▸ **EXTRAIT DE PAGE**
:::::

En Europe, un système capitaliste impérialiste fondé sur l’industrialisation émerge. Les nouveaux moyens de production entraînent l’augmentation de la production. Un petit nombre de capitalistes et de groupes financiers possèdent les infrastructures industrielles, et recherchent très activement des ressources pour faire fonctionner leurs industries, et des marchés pour écouler leurs produits finis. C’est ainsi que l’avènement de l’âge industriel en Europe est indissociable de l’avènement du colonialisme « moderne » en Afrique, et dans le monde. L’Europe va tenter de dominer l’Afrique pour de multiples raisons : économique, politique, démographique, voire idéologique. Le racisme, et le capitalisme sont à la base de la colonisation.
3 ¦ L’Afrique au XIXe siècle
Avant la colonisation de la fin du XIXe siècle, l’Afrique a connu quatre siècles de relations commerciales avec l’Europe. Des comptoirs européens, sous souveraineté africaine, sont situés le long de la côte atlantique de l’Afrique. Une énorme demande en esclaves pour les Amériques va entrainer une traite négrière du XVe siècle jusqu’au début du XIXe siècle. La traite atlantique va bouleverser les structures politiques en Afrique. En parallèle, une traite négrière s’opère via l’océan indien, et le Sahara du VIIe au XIXe siècle. Des royaumes puissants disparaissent comme le royaume Kongo, et d’autres, tirant profit du trafic, se renforcent comme le Dahomey. Avec l’abolition de la traite négrière, au début du XIXe siècle, les États africains ont tiré les leçons de cet épisode. Dans leur ensemble, ils essayent de renforcer leur puissance, et leurs moyens de défense.
3.1. Économie et politique
La demande européenne de produits comme le caoutchouc, l’huile de palme, ou encore l’ivoire va faire du commerce africain un facteur essentiel de la puissance des États africains. Un réseau intérieur de routes commerciales permet de répondre à la demande européenne, et permet aux Africains de se procurer armes à feu et richesses qui permettent de combattre les États rivaux, ou de permettre des rébellions et des sécessions.

:::::

▸ **Données de position des éléments**
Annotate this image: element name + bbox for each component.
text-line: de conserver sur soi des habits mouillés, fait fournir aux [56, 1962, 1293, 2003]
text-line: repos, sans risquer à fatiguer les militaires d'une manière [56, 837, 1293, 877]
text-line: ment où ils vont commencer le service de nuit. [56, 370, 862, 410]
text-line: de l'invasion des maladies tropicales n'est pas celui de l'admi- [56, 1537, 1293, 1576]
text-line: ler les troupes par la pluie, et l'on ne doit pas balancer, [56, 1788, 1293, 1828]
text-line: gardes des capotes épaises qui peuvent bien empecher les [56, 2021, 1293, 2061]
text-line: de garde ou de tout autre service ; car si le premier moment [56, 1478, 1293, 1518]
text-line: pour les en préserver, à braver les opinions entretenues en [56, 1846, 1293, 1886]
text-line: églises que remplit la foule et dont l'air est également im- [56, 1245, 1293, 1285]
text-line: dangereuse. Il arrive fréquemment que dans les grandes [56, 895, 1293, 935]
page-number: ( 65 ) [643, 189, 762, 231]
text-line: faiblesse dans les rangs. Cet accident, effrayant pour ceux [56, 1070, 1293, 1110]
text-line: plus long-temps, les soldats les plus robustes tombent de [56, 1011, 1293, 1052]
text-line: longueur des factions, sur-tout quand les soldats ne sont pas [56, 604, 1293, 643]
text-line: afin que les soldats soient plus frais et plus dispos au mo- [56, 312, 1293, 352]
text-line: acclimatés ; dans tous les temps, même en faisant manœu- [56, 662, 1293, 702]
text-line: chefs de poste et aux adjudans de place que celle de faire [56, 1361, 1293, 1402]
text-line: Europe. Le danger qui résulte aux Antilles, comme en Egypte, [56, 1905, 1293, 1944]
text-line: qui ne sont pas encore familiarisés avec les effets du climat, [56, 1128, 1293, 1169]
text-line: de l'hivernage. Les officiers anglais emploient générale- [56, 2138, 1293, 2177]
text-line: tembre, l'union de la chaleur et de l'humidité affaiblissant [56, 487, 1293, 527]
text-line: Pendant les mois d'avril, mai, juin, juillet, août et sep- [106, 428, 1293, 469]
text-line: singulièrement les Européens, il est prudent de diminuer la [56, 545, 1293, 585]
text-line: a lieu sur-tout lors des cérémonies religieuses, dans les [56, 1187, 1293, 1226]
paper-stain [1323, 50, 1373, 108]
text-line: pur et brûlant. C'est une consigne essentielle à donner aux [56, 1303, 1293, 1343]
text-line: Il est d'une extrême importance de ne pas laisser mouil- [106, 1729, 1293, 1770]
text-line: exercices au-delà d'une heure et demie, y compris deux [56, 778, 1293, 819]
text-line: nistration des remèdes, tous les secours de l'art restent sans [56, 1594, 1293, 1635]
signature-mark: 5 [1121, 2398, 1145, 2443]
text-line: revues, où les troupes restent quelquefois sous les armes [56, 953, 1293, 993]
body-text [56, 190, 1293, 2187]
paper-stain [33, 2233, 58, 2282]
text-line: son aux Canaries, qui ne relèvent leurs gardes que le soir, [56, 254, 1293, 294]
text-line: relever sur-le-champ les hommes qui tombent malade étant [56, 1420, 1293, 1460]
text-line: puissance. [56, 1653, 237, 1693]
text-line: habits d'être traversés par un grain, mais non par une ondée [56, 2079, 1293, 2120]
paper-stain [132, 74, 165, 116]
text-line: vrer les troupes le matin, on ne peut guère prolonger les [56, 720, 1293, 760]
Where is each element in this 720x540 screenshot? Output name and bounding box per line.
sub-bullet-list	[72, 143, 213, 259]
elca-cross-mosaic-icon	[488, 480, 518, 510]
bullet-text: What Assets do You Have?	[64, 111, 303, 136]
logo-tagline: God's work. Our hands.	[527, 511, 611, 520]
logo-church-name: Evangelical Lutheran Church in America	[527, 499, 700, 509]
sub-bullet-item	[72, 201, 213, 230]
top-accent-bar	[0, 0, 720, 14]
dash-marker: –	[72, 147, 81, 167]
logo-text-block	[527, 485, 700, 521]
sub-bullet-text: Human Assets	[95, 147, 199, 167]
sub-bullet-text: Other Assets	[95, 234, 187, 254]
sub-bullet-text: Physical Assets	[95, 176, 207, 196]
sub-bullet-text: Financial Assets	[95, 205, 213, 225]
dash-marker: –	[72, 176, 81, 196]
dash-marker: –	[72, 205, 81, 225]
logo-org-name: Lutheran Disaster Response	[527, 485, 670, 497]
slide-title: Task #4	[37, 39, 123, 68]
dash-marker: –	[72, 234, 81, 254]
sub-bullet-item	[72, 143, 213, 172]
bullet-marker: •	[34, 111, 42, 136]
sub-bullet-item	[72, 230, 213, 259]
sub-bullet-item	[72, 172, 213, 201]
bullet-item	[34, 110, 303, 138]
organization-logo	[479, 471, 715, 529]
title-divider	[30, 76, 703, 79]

:::::

▸ **CONSIGNE A**
Dans l'extrait sur la colonisation de l'Afrique, quel royaume s'est renforcé en tirant profit de la traite négrière ?
▸ **CONSIGNE B**
Reprenez l'extrait sur la colonisation de l'Afrique à la suite de sa dernière phrase.
Ces enregistrements n'ont aucun rapport avec l'extrait sur la colonisation de l'Afrique.

▸ **RÉPONSE RÉDIGÉE A**
Le Dahomey.

▸ **RÉPONSE RÉDIGÉE B**
Les Africains ont conscience que les armes européennes sont plus efficaces et tentent de s’en procurer, ce qui va bouleverser l’organisation militaire africaine. Des infanteries armées vont remplacer les cavaleries en tant que corps d’élite. De nombreux États africains sont en guerre au cours du XIXe siècle. L’instabilité politique et les déplacements de population sont généralisés. Par exemple, le Mfecane (entre 1815 et 1840, guerres et migrations en Afrique australe et centrale autour de l’accession au pouvoir de Chaka, roi des Zoulous) bouleverse les structures politiques d’une partie du continent africain.
Les rivalités politiques sont fortes, et certains États, pour survivre, n’ont d’autres choix que de se réformer en centralisant le pouvoir, de créer une force armée permanente, et d’envahir les États voisins, au risque de disparaitre eux-mêmes. C’est le cas de l’Ashanti ou du Dahomey par exemple. Certains chefs africains, dans les États fanti de la Côte-de-l’Or, reçoivent une éducation occidentale, et essayent de réformer les structures traditionnelles. L’Éthiopie s’unifie et réforme ses institutions. Dans les années 1870, les États africains sont plus centralisés, plus forts et plus étendus.
La révolution industrielle, et les guerres permettent à l’Europe de développer un armement très efficace. Dès lors, à partir des années 1870, les rapports de force entre États africains et européens deviennent de plus en plus inégaux.
3.2. Transformation sociale et politique
Socialement, l’Afrique se transforme aussi. Outre l’apparition d’une classe de guerriers, et d’une classe de marchands, la demande croissante de main-d’œuvre, allant de pair avec l’augmentation de la demande pour certains produis africains, entraine une augmentation du nombre d’esclaves dans les sociétés africaines, et l’utilisation du travail forcé.
Les sociétés africaines se transforment grâce à des facteurs internes ou grâce à des contacts avec les missionnaires, et les négociants européens qui se trouvent sur les côtes africaines, puis à partir du milieu du XIXe siècle, de plus en plus profondément à l’intérieur du continent africain.
4 ¦ L’Europe et la montée du colonialisme moderne (XIXe siècle)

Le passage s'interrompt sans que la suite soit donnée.